WHAT THE TASK REQUIRES ▸
Would you extract the whole listing below and retype it exactly?

GIVEN DATA ▸
* BEGIN *

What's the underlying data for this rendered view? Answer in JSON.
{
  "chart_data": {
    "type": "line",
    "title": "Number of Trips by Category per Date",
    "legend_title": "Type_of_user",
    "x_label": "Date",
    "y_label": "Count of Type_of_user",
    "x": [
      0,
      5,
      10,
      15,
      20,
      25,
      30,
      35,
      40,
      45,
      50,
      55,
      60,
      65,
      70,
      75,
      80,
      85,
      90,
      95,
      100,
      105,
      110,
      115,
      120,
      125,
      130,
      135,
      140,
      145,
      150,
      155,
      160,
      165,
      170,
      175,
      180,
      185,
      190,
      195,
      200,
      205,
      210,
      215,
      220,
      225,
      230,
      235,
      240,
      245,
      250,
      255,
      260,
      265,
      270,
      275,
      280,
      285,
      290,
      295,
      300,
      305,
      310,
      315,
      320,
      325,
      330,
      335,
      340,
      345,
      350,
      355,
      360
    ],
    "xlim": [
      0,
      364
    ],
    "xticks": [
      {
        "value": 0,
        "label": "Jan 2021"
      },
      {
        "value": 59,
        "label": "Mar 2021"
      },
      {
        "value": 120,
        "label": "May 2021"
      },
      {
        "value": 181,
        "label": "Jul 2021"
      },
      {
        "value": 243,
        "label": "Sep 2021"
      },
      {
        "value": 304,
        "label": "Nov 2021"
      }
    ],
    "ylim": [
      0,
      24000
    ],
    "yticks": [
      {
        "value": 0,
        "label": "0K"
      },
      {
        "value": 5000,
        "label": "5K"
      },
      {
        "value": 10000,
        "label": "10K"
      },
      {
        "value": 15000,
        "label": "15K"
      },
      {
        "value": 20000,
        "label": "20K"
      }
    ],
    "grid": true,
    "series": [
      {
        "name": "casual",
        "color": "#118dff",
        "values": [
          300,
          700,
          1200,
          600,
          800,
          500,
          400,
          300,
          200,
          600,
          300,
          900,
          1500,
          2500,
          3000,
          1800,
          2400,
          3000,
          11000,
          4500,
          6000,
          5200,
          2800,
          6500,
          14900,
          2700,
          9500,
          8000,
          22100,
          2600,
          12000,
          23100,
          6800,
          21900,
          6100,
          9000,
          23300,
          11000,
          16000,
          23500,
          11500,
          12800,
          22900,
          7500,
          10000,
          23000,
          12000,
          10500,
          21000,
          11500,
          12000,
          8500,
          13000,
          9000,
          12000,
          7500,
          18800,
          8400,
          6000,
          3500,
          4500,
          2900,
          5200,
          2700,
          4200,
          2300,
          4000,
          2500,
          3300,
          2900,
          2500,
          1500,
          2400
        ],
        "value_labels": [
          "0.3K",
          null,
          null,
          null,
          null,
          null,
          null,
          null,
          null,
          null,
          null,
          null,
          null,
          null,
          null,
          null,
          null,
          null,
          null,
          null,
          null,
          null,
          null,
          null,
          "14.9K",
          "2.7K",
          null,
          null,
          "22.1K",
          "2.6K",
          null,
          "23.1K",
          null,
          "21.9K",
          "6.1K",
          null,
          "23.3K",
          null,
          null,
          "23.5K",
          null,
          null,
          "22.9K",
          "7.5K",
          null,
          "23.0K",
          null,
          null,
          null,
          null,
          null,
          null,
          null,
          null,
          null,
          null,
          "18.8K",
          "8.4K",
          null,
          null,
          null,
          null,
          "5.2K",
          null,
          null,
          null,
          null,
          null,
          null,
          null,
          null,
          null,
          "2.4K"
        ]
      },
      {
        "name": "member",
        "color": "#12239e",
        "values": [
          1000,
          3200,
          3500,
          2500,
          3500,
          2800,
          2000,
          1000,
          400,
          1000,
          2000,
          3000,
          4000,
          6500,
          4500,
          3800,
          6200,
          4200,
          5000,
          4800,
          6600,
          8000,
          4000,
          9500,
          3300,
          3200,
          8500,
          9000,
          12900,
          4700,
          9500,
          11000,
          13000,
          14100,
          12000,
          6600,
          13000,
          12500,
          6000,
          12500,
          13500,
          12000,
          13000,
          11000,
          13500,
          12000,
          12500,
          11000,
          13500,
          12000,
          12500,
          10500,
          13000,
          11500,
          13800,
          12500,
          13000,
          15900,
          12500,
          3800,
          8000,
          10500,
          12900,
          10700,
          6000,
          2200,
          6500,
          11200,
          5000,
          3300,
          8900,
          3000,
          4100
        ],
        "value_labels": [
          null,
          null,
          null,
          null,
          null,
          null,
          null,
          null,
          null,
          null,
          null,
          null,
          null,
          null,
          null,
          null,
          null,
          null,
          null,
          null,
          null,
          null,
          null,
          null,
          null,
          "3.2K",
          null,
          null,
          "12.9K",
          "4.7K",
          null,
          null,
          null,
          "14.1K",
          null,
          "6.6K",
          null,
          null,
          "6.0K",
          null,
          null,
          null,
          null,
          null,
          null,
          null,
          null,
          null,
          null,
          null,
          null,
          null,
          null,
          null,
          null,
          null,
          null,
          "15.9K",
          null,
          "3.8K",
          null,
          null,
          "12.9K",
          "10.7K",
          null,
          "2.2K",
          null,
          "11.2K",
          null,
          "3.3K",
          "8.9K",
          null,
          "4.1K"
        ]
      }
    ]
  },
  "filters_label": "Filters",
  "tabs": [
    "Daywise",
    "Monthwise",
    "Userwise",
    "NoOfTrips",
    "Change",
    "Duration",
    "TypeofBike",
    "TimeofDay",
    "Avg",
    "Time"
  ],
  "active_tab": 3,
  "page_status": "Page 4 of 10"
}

* END *

THE RESPONSE ▸
What's the underlying data for this rendered view? Answer in JSON.
{
  "chart_data": {
    "type": "line",
    "title": "Number of Trips by Category per Date",
    "legend_title": "Type_of_user",
    "x_label": "Date",
    "y_label": "Count of Type_of_user",
    "x": [
      0,
      5,
      10,
      15,
      20,
      25,
      30,
      35,
      40,
      45,
      50,
      55,
      60,
      65,
      70,
      75,
      80,
      85,
      90,
      95,
      100,
      105,
      110,
      115,
      120,
      125,
      130,
      135,
      140,
      145,
      150,
      155,
      160,
      165,
      170,
      175,
      180,
      185,
      190,
      195,
      200,
      205,
      210,
      215,
      220,
      225,
      230,
      235,
      240,
      245,
      250,
      255,
      260,
      265,
      270,
      275,
      280,
      285,
      290,
      295,
      300,
      305,
      310,
      315,
      320,
      325,
      330,
      335,
      340,
      345,
      350,
      355,
      360
    ],
    "xlim": [
      0,
      364
    ],
    "xticks": [
      {
        "value": 0,
        "label": "Jan 2021"
      },
      {
        "value": 59,
        "label": "Mar 2021"
      },
      {
        "value": 120,
        "label": "May 2021"
      },
      {
        "value": 181,
        "label": "Jul 2021"
      },
      {
        "value": 243,
        "label": "Sep 2021"
      },
      {
        "value": 304,
        "label": "Nov 2021"
      }
    ],
    "ylim": [
      0,
      24000
    ],
    "yticks": [
      {
        "value": 0,
        "label": "0K"
      },
      {
        "value": 5000,
        "label": "5K"
      },
      {
        "value": 10000,
        "label": "10K"
      },
      {
        "value": 15000,
        "label": "15K"
      },
      {
        "value": 20000,
        "label": "20K"
      }
    ],
    "grid": true,
    "series": [
      {
        "name": "casual",
        "color": "#118dff",
        "values": [
          300,
          700,
          1200,
          600,
          800,
          500,
          400,
          300,
          200,
          600,
          300,
          900,
          1500,
          2500,
          3000,
          1800,
          2400,
          3000,
          11000,
          4500,
          6000,
          5200,
          2800,
          6500,
          14900,
          2700,
          9500,
          8000,
          22100,
          2600,
          12000,
          23100,
          6800,
          21900,
          6100,
          9000,
          23300,
          11000,
          16000,
          23500,
          11500,
          12800,
          22900,
          7500,
          10000,
          23000,
          12000,
          10500,
          21000,
          11500,
          12000,
          8500,
          13000,
          9000,
          12000,
          7500,
          18800,
          8400,
          6000,
          3500,
          4500,
          2900,
          5200,
          2700,
          4200,
          2300,
          4000,
          2500,
          3300,
          2900,
          2500,
          1500,
          2400
        ],
        "value_labels": [
          "0.3K",
          null,
          null,
          null,
          null,
          null,
          null,
          null,
          null,
          null,
          null,
          null,
          null,
          null,
          null,
          null,
          null,
          null,
          null,
          null,
          null,
          null,
          null,
          null,
          "14.9K",
          "2.7K",
          null,
          null,
          "22.1K",
          "2.6K",
          null,
          "23.1K",
          null,
          "21.9K",
          "6.1K",
          null,
          "23.3K",
          null,
          null,
          "23.5K",
          null,
          null,
          "22.9K",
          "7.5K",
          null,
          "23.0K",
          null,
          null,
          null,
          null,
          null,
          null,
          null,
          null,
          null,
          null,
          "18.8K",
          "8.4K",
          null,
          null,
          null,
          null,
          "5.2K",
          null,
          null,
          null,
          null,
          null,
          null,
          null,
          null,
          null,
          "2.4K"
        ]
      },
      {
        "name": "member",
        "color": "#12239e",
        "values": [
          1000,
          3200,
          3500,
          2500,
          3500,
          2800,
          2000,
          1000,
          400,
          1000,
          2000,
          3000,
          4000,
          6500,
          4500,
          3800,
          6200,
          4200,
          5000,
          4800,
          6600,
          8000,
          4000,
          9500,
          3300,
          3200,
          8500,
          9000,
          12900,
          4700,
          9500,
          11000,
          13000,
          14100,
          12000,
          6600,
          13000,
          12500,
          6000,
          12500,
          13500,
          12000,
          13000,
          11000,
          13500,
          12000,
          12500,
          11000,
          13500,
          12000,
          12500,
          10500,
          13000,
          11500,
          13800,
          12500,
          13000,
          15900,
          12500,
          3800,
          8000,
          10500,
          12900,
          10700,
          6000,
          2200,
          6500,
          11200,
          5000,
          3300,
          8900,
          3000,
          4100
        ],
        "value_labels": [
          null,
          null,
          null,
          null,
          null,
          null,
          null,
          null,
          null,
          null,
          null,
          null,
          null,
          null,
          null,
          null,
          null,
          null,
          null,
          null,
          null,
          null,
          null,
          null,
          null,
          "3.2K",
          null,
          null,
          "12.9K",
          "4.7K",
          null,
          null,
          null,
          "14.1K",
          null,
          "6.6K",
          null,
          null,
          "6.0K",
          null,
          null,
          null,
          null,
          null,
          null,
          null,
          null,
          null,
          null,
          null,
          null,
          null,
          null,
          null,
          null,
          null,
          null,
          "15.9K",
          null,
          "3.8K",
          null,
          null,
          "12.9K",
          "10.7K",
          null,
          "2.2K",
          null,
          "11.2K",
          null,
          "3.3K",
          "8.9K",
          null,
          "4.1K"
        ]
      }
    ]
  },
  "filters_label": "Filters",
  "tabs": [
    "Daywise",
    "Monthwise",
    "Userwise",
    "NoOfTrips",
    "Change",
    "Duration",
    "TypeofBike",
    "TimeofDay",
    "Avg",
    "Time"
  ],
  "active_tab": 3,
  "page_status": "Page 4 of 10"
}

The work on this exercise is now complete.